- **Brief**
Below is a set of records; restate each one word for word.

Stored data
- - -

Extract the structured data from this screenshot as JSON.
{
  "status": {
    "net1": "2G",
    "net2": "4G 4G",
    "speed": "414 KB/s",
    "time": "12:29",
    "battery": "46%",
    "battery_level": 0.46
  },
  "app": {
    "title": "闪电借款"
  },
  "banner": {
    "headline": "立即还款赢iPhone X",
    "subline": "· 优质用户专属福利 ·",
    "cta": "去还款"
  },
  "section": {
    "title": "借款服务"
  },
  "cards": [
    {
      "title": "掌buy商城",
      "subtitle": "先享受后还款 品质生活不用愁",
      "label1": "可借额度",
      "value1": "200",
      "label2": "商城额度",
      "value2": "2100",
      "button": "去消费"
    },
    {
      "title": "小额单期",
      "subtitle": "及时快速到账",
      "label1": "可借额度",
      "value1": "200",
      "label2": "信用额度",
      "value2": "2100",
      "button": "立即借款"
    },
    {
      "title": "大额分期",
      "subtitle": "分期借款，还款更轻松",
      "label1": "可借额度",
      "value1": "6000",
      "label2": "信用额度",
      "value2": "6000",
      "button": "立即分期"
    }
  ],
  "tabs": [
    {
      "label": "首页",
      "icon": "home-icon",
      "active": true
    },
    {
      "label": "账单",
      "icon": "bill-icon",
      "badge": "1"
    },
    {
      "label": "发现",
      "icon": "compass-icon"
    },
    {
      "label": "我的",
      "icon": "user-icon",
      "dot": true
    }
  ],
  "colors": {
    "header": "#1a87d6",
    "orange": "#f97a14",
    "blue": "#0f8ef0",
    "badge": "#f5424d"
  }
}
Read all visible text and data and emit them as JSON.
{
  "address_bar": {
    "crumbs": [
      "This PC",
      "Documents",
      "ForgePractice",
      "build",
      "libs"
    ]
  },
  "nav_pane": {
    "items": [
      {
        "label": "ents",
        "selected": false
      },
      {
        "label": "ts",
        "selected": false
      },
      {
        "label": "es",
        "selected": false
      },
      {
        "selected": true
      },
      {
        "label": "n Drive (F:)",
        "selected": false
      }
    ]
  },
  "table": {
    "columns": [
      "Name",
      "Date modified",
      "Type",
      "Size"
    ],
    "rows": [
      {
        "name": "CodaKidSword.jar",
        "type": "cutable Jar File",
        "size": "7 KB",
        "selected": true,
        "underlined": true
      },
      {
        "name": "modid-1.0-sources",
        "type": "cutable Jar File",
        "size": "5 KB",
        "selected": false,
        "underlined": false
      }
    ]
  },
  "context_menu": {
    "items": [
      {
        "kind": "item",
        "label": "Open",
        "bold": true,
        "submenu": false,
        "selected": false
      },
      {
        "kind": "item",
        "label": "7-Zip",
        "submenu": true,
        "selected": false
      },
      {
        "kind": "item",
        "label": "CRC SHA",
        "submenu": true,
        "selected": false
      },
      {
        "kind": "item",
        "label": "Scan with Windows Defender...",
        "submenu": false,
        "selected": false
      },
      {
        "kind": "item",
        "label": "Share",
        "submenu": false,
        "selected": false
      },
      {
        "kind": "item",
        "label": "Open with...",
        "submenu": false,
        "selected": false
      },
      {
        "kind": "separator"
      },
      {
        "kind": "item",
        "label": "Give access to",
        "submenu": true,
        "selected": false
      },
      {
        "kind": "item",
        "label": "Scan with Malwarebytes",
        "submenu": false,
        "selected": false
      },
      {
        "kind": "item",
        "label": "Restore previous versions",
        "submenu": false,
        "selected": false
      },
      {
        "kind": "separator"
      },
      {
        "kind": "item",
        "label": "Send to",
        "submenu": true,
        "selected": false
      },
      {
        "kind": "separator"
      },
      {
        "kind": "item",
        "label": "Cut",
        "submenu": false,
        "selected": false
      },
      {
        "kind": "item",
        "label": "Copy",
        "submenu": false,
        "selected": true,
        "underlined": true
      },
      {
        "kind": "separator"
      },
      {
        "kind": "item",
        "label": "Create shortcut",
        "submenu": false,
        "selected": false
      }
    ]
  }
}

- - -

- **Written response**
Extract the structured data from this screenshot as JSON.
{
  "status": {
    "net1": "2G",
    "net2": "4G 4G",
    "speed": "414 KB/s",
    "time": "12:29",
    "battery": "46%",
    "battery_level": 0.46
  },
  "app": {
    "title": "闪电借款"
  },
  "banner": {
    "headline": "立即还款赢iPhone X",
    "subline": "· 优质用户专属福利 ·",
    "cta": "去还款"
  },
  "section": {
    "title": "借款服务"
  },
  "cards": [
    {
      "title": "掌buy商城",
      "subtitle": "先享受后还款 品质生活不用愁",
      "label1": "可借额度",
      "value1": "200",
      "label2": "商城额度",
      "value2": "2100",
      "button": "去消费"
    },
    {
      "title": "小额单期",
      "subtitle": "及时快速到账",
      "label1": "可借额度",
      "value1": "200",
      "label2": "信用额度",
      "value2": "2100",
      "button": "立即借款"
    },
    {
      "title": "大额分期",
      "subtitle": "分期借款，还款更轻松",
      "label1": "可借额度",
      "value1": "6000",
      "label2": "信用额度",
      "value2": "6000",
      "button": "立即分期"
    }
  ],
  "tabs": [
    {
      "label": "首页",
      "icon": "home-icon",
      "active": true
    },
    {
      "label": "账单",
      "icon": "bill-icon",
      "badge": "1"
    },
    {
      "label": "发现",
      "icon": "compass-icon"
    },
    {
      "label": "我的",
      "icon": "user-icon",
      "dot": true
    }
  ],
  "colors": {
    "header": "#1a87d6",
    "orange": "#f97a14",
    "blue": "#0f8ef0",
    "badge": "#f5424d"
  }
}
Read all visible text and data and emit them as JSON.
{
  "address_bar": {
    "crumbs": [
      "This PC",
      "Documents",
      "ForgePractice",
      "build",
      "libs"
    ]
  },
  "nav_pane": {
    "items": [
      {
        "label": "ents",
        "selected": false
      },
      {
        "label": "ts",
        "selected": false
      },
      {
        "label": "es",
        "selected": false
      },
      {
        "selected": true
      },
      {
        "label": "n Drive (F:)",
        "selected": false
      }
    ]
  },
  "table": {
    "columns": [
      "Name",
      "Date modified",
      "Type",
      "Size"
    ],
    "rows": [
      {
        "name": "CodaKidSword.jar",
        "type": "cutable Jar File",
        "size": "7 KB",
        "selected": true,
        "underlined": true
      },
      {
        "name": "modid-1.0-sources",
        "type": "cutable Jar File",
        "size": "5 KB",
        "selected": false,
        "underlined": false
      }
    ]
  },
  "context_menu": {
    "items": [
      {
        "kind": "item",
        "label": "Open",
        "bold": true,
        "submenu": false,
        "selected": false
      },
      {
        "kind": "item",
        "label": "7-Zip",
        "submenu": true,
        "selected": false
      },
      {
        "kind": "item",
        "label": "CRC SHA",
        "submenu": true,
        "selected": false
      },
      {
        "kind": "item",
        "label": "Scan with Windows Defender...",
        "submenu": false,
        "selected": false
      },
      {
        "kind": "item",
        "label": "Share",
        "submenu": false,
        "selected": false
      },
      {
        "kind": "item",
        "label": "Open with...",
        "submenu": false,
        "selected": false
      },
      {
        "kind": "separator"
      },
      {
        "kind": "item",
        "label": "Give access to",
        "submenu": true,
        "selected": false
      },
      {
        "kind": "item",
        "label": "Scan with Malwarebytes",
        "submenu": false,
        "selected": false
      },
      {
        "kind": "item",
        "label": "Restore previous versions",
        "submenu": false,
        "selected": false
      },
      {
        "kind": "separator"
      },
      {
        "kind": "item",
        "label": "Send to",
        "submenu": true,
        "selected": false
      },
      {
        "kind": "separator"
      },
      {
        "kind": "item",
        "label": "Cut",
        "submenu": false,
        "selected": false
      },
      {
        "kind": "item",
        "label": "Copy",
        "submenu": false,
        "selected": true,
        "underlined": true
      },
      {
        "kind": "separator"
      },
      {
        "kind": "item",
        "label": "Create shortcut",
        "submenu": false,
        "selected": false
      }
    ]
  }
}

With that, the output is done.